Prompt -> Repeat each entry as written, dropping any picture you find.

Stored data ->
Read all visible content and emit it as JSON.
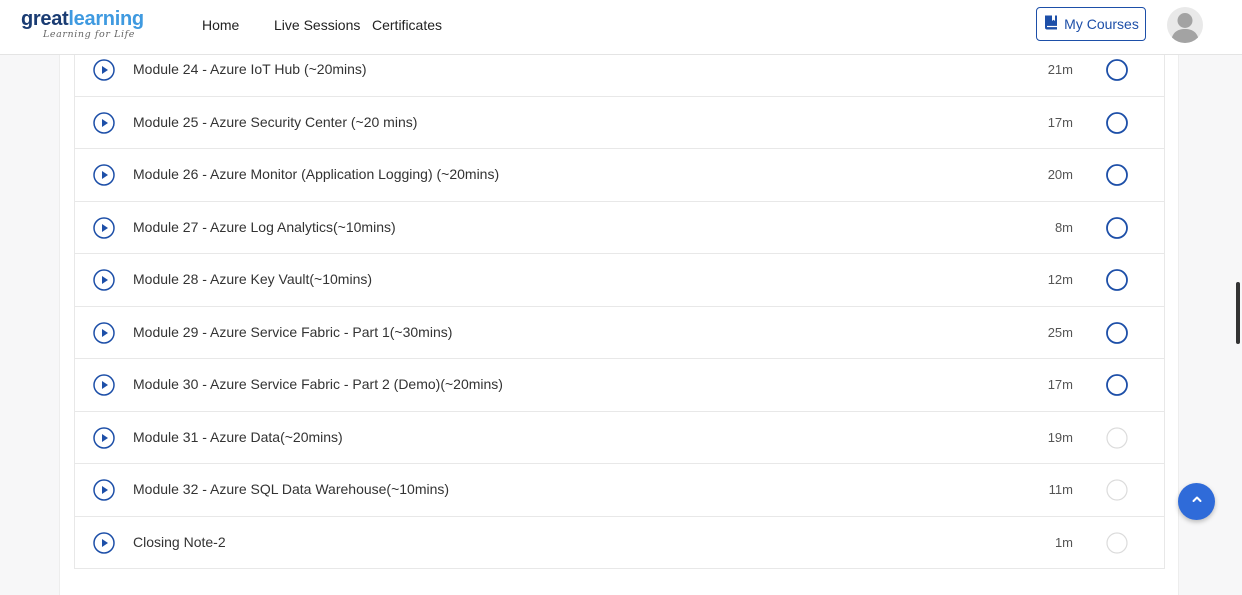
{
  "header": {
    "logo": {
      "brand_part1": "great",
      "brand_part2": "learning",
      "tagline": "Learning for Life"
    },
    "nav": [
      {
        "label": "Home"
      },
      {
        "label": "Live Sessions"
      },
      {
        "label": "Certificates"
      }
    ],
    "my_courses_label": "My Courses"
  },
  "modules": [
    {
      "title": "Module 24 - Azure IoT Hub (~20mins)",
      "duration": "21m",
      "status": "available"
    },
    {
      "title": "Module 25 - Azure Security Center (~20 mins)",
      "duration": "17m",
      "status": "available"
    },
    {
      "title": "Module 26 - Azure Monitor (Application Logging) (~20mins)",
      "duration": "20m",
      "status": "available"
    },
    {
      "title": "Module 27 - Azure Log Analytics(~10mins)",
      "duration": "8m",
      "status": "available"
    },
    {
      "title": "Module 28 - Azure Key Vault(~10mins)",
      "duration": "12m",
      "status": "available"
    },
    {
      "title": "Module 29 - Azure Service Fabric - Part 1(~30mins)",
      "duration": "25m",
      "status": "available"
    },
    {
      "title": "Module 30 - Azure Service Fabric - Part 2 (Demo)(~20mins)",
      "duration": "17m",
      "status": "available"
    },
    {
      "title": "Module 31 - Azure Data(~20mins)",
      "duration": "19m",
      "status": "unavailable"
    },
    {
      "title": "Module 32 - Azure SQL Data Warehouse(~10mins)",
      "duration": "11m",
      "status": "unavailable"
    },
    {
      "title": "Closing Note-2",
      "duration": "1m",
      "status": "unavailable"
    }
  ],
  "colors": {
    "accent": "#1d4fa8",
    "status_ring_available": "#1d4fa8",
    "status_ring_unavailable": "#dcdcdc",
    "back_to_top": "#2f6bd9"
  },
  "icons": {
    "play": "play-circle-icon",
    "status": "circle-outline-icon",
    "my_courses": "book-icon",
    "back_to_top": "chevron-up-icon",
    "avatar": "user-avatar-icon"
  }
}
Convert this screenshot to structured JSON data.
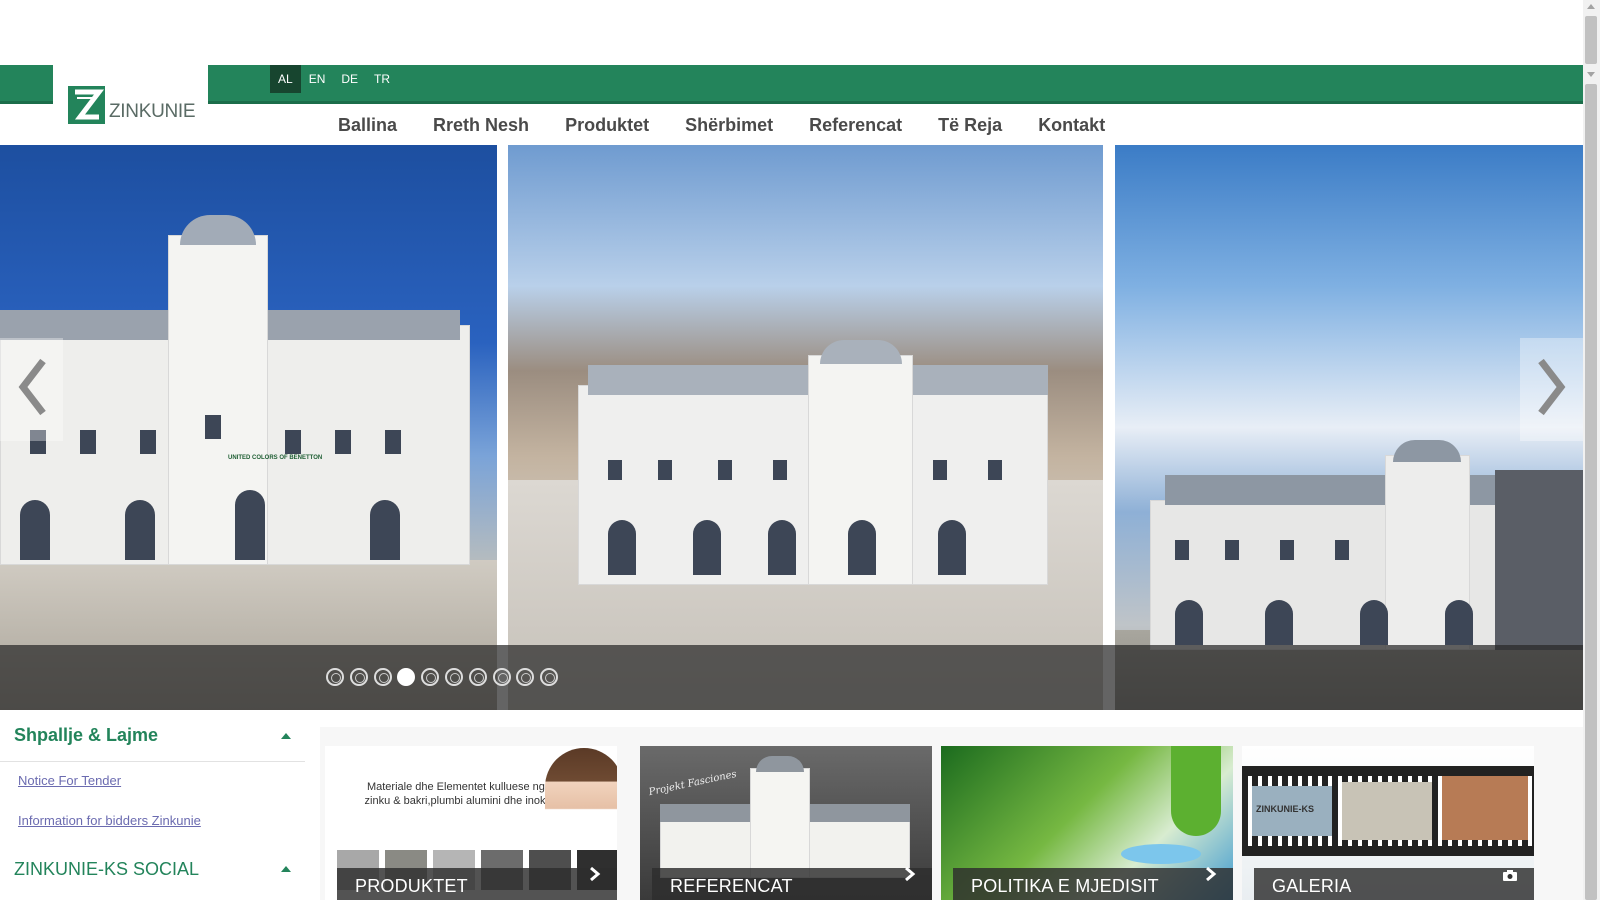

Reply ->
Read all visible content and emit it as JSON.
{
  "header": {
    "logo": {
      "brand_part1": "great",
      "brand_part2": "learning",
      "tagline": "Learning for Life"
    },
    "nav": [
      {
        "label": "Home"
      },
      {
        "label": "Live Sessions"
      },
      {
        "label": "Certificates"
      }
    ],
    "my_courses_label": "My Courses"
  },
  "modules": [
    {
      "title": "Module 24 - Azure IoT Hub (~20mins)",
      "duration": "21m",
      "status": "available"
    },
    {
      "title": "Module 25 - Azure Security Center (~20 mins)",
      "duration": "17m",
      "status": "available"
    },
    {
      "title": "Module 26 - Azure Monitor (Application Logging) (~20mins)",
      "duration": "20m",
      "status": "available"
    },
    {
      "title": "Module 27 - Azure Log Analytics(~10mins)",
      "duration": "8m",
      "status": "available"
    },
    {
      "title": "Module 28 - Azure Key Vault(~10mins)",
      "duration": "12m",
      "status": "available"
    },
    {
      "title": "Module 29 - Azure Service Fabric - Part 1(~30mins)",
      "duration": "25m",
      "status": "available"
    },
    {
      "title": "Module 30 - Azure Service Fabric - Part 2 (Demo)(~20mins)",
      "duration": "17m",
      "status": "available"
    },
    {
      "title": "Module 31 - Azure Data(~20mins)",
      "duration": "19m",
      "status": "unavailable"
    },
    {
      "title": "Module 32 - Azure SQL Data Warehouse(~10mins)",
      "duration": "11m",
      "status": "unavailable"
    },
    {
      "title": "Closing Note-2",
      "duration": "1m",
      "status": "unavailable"
    }
  ],
  "colors": {
    "accent": "#1d4fa8",
    "status_ring_available": "#1d4fa8",
    "status_ring_unavailable": "#dcdcdc",
    "back_to_top": "#2f6bd9"
  },
  "icons": {
    "play": "play-circle-icon",
    "status": "circle-outline-icon",
    "my_courses": "book-icon",
    "back_to_top": "chevron-up-icon",
    "avatar": "user-avatar-icon"
  }
}
Convert this screenshot to structured JSON data.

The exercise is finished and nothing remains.